GOAL OF THE EXERCISE
Select the lines of the records containing the word "Donald" and list them.

[Records from a collection]
• • •

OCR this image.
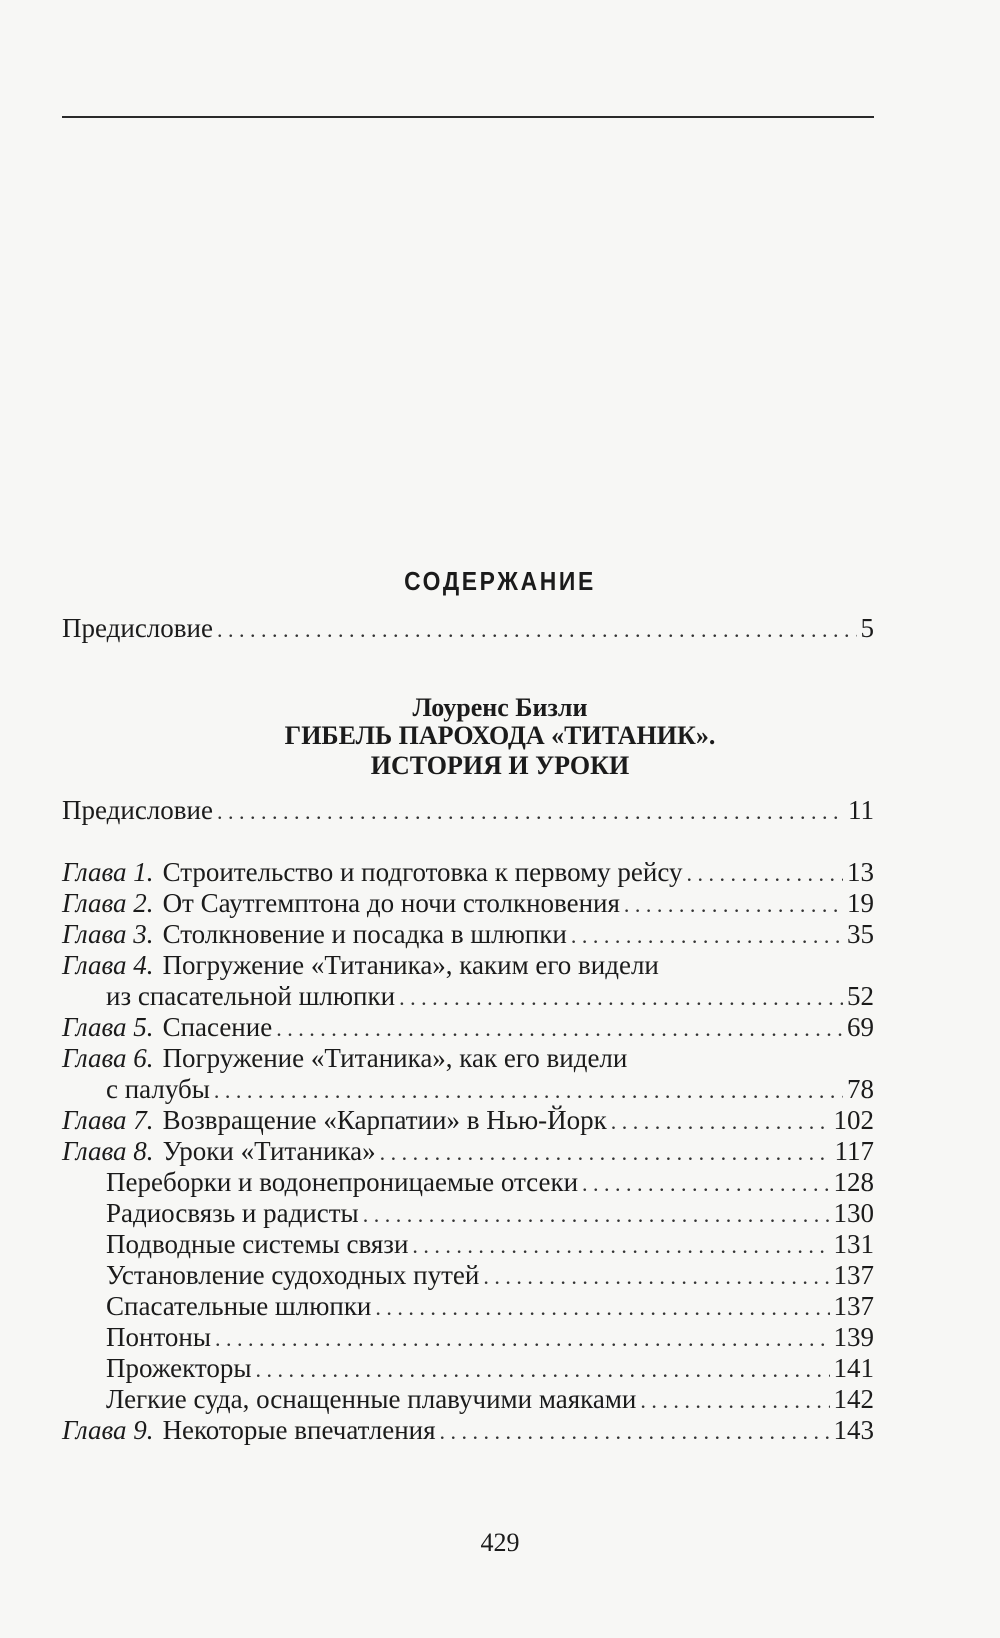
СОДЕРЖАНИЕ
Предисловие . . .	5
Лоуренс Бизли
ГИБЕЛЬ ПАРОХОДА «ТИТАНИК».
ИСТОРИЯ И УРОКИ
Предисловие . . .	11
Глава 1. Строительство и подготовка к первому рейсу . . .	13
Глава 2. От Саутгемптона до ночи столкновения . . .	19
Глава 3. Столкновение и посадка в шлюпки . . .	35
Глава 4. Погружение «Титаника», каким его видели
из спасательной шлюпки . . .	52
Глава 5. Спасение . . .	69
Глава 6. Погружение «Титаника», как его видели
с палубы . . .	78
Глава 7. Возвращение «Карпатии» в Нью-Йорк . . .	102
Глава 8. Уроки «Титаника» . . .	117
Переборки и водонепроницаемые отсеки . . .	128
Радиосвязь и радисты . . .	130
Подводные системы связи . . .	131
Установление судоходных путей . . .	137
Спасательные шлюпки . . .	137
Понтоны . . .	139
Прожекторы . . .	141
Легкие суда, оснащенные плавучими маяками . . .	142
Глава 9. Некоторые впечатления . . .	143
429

• • •

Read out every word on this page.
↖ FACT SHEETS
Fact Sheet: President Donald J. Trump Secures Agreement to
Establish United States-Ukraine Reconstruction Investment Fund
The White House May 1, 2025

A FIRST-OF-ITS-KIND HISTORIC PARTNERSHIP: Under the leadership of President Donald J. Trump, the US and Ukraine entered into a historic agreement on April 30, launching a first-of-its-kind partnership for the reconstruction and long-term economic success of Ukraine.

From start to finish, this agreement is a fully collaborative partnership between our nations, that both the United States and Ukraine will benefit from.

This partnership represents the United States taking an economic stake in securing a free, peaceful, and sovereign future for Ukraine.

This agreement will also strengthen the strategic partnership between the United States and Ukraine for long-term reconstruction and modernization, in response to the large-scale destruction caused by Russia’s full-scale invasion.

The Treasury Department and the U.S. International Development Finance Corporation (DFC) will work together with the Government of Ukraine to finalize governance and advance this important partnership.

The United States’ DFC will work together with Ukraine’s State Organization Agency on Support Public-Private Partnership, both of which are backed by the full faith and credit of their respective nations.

• • •

WRITTEN REPLY
Fact Sheet: President Donald J. Trump Secures Agreement to
A FIRST-OF-ITS-KIND HISTORIC PARTNERSHIP: Under the leadership of President Donald J. Trump, the US and Ukraine entered into a historic agreement on April 30, launching a first-of-its-kind partnership for the reconstruction and long-term economic success of Ukraine.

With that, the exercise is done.